Select the lines below containing the word "close".

┌─ Material for this task

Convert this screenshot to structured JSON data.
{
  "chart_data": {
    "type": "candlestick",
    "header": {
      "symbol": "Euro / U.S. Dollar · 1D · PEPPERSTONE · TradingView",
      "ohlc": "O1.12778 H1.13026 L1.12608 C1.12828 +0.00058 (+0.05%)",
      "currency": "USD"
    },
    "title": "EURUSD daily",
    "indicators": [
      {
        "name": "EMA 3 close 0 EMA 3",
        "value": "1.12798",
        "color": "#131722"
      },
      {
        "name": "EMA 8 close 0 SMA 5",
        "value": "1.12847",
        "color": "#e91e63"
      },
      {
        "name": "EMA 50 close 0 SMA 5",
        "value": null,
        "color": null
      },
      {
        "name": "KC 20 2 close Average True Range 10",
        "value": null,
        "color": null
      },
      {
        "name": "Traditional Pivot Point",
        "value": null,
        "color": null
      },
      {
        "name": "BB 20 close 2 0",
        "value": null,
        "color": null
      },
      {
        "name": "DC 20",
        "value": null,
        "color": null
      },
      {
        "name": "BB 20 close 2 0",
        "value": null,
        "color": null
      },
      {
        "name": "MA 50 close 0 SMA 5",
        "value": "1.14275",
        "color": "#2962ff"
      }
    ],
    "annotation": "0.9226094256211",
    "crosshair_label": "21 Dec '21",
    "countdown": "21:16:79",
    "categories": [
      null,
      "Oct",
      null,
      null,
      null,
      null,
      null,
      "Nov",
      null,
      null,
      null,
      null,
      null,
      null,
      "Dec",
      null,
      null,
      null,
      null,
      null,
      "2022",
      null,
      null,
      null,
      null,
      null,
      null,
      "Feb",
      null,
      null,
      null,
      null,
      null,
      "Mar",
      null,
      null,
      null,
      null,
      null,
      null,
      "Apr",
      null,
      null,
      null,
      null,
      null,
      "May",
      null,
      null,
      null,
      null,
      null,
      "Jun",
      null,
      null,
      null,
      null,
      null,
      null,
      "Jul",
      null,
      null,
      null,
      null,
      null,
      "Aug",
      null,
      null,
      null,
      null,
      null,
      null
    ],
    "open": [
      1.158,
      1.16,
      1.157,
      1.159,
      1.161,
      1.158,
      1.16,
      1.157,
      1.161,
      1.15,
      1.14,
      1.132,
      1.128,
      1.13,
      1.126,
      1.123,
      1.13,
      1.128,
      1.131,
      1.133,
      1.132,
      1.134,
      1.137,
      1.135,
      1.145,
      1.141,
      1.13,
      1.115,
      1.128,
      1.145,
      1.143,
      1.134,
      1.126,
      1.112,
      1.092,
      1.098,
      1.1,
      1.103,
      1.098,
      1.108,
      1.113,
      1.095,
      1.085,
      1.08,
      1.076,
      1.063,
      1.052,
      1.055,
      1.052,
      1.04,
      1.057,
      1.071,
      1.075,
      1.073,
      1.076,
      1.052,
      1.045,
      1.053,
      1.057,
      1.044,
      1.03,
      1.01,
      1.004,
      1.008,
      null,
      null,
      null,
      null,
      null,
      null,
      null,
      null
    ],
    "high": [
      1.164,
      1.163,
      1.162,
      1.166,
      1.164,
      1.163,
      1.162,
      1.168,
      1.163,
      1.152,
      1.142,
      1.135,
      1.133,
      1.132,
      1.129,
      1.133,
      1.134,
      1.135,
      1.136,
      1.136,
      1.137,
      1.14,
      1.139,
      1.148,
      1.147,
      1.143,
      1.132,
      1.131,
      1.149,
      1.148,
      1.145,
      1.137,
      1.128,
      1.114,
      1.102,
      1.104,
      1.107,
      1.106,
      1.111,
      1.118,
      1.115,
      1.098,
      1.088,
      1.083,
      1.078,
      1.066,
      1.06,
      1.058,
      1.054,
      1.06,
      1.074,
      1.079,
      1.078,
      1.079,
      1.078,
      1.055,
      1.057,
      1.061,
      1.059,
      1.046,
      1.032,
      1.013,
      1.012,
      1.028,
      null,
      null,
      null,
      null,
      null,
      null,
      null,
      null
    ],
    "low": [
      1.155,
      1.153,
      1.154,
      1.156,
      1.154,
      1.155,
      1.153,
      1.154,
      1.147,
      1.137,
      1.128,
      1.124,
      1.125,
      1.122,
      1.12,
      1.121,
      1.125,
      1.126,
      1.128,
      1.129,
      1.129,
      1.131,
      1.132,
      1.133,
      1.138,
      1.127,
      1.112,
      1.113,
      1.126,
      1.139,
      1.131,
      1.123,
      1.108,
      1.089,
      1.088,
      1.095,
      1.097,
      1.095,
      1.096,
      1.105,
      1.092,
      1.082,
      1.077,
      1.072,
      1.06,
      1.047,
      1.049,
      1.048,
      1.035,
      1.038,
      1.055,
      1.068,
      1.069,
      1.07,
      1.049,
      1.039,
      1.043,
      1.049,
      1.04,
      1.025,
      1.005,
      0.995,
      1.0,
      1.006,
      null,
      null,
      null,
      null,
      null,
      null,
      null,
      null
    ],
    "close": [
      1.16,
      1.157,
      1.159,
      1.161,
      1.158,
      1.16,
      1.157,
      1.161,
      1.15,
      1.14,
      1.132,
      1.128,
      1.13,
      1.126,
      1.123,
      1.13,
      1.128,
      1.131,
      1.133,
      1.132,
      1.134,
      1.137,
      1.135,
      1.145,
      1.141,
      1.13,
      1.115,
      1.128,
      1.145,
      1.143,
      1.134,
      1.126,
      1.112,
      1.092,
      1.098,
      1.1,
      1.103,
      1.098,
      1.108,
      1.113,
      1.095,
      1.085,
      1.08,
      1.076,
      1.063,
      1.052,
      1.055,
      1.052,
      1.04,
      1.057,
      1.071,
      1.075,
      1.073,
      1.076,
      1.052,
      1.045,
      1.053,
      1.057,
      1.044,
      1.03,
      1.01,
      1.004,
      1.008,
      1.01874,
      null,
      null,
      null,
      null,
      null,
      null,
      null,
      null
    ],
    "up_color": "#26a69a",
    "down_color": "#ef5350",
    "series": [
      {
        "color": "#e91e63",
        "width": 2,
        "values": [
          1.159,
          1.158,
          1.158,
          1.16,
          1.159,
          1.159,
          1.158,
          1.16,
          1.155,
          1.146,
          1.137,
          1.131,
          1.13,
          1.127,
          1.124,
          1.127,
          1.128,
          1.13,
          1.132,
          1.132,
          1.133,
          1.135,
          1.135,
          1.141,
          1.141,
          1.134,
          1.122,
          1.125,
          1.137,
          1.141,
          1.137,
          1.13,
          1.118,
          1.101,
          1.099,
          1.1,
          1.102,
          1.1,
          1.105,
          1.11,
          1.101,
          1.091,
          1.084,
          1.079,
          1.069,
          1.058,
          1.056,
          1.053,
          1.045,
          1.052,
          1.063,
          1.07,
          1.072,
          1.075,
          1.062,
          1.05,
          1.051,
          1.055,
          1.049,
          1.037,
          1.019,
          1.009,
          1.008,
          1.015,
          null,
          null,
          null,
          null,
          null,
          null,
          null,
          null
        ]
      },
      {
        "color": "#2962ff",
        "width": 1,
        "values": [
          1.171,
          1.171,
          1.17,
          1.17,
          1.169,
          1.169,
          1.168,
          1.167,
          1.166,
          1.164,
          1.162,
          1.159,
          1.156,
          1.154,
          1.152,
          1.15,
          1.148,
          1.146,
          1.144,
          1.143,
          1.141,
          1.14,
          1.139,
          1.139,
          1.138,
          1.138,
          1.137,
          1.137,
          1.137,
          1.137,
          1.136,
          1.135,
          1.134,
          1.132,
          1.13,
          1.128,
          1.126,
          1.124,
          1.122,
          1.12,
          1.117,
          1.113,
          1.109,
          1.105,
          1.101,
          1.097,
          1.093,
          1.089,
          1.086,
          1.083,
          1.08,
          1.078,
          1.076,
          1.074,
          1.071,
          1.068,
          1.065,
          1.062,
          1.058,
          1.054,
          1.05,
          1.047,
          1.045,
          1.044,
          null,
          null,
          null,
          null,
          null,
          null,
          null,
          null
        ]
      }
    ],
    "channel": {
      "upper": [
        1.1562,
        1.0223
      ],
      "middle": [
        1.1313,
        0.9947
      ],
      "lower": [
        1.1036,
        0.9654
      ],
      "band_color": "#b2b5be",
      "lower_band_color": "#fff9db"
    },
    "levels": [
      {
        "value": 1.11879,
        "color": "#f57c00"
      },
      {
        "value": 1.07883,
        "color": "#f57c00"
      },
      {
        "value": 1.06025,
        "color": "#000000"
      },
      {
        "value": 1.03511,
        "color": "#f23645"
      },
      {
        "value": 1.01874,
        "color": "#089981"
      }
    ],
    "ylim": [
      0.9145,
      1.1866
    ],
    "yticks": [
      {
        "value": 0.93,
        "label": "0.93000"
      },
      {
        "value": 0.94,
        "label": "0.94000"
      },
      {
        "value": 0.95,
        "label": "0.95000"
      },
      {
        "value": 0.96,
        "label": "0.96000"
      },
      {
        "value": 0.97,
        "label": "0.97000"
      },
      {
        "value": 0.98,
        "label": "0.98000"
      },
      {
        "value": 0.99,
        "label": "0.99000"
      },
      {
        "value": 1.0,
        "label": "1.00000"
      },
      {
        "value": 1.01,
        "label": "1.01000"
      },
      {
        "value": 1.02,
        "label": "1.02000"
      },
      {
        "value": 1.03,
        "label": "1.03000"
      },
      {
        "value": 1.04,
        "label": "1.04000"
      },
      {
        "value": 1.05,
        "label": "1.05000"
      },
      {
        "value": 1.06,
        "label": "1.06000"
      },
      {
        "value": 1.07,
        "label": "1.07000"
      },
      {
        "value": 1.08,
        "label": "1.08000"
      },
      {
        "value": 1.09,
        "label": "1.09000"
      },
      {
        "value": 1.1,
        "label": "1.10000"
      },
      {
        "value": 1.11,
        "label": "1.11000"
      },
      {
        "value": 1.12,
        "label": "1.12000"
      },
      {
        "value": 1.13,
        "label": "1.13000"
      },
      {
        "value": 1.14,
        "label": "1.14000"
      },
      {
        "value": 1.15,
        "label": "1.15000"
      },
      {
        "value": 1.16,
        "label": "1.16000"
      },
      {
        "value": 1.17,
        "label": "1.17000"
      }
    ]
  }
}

└─

--- Exercise result ---
        "name": "EMA 3 close 0 EMA 3",
        "name": "EMA 8 close 0 SMA 5",
        "name": "EMA 50 close 0 SMA 5",
        "name": "KC 20 2 close Average True Range 10",
        "name": "BB 20 close 2 0",
        "name": "BB 20 close 2 0",
        "name": "MA 50 close 0 SMA 5",
    "close": [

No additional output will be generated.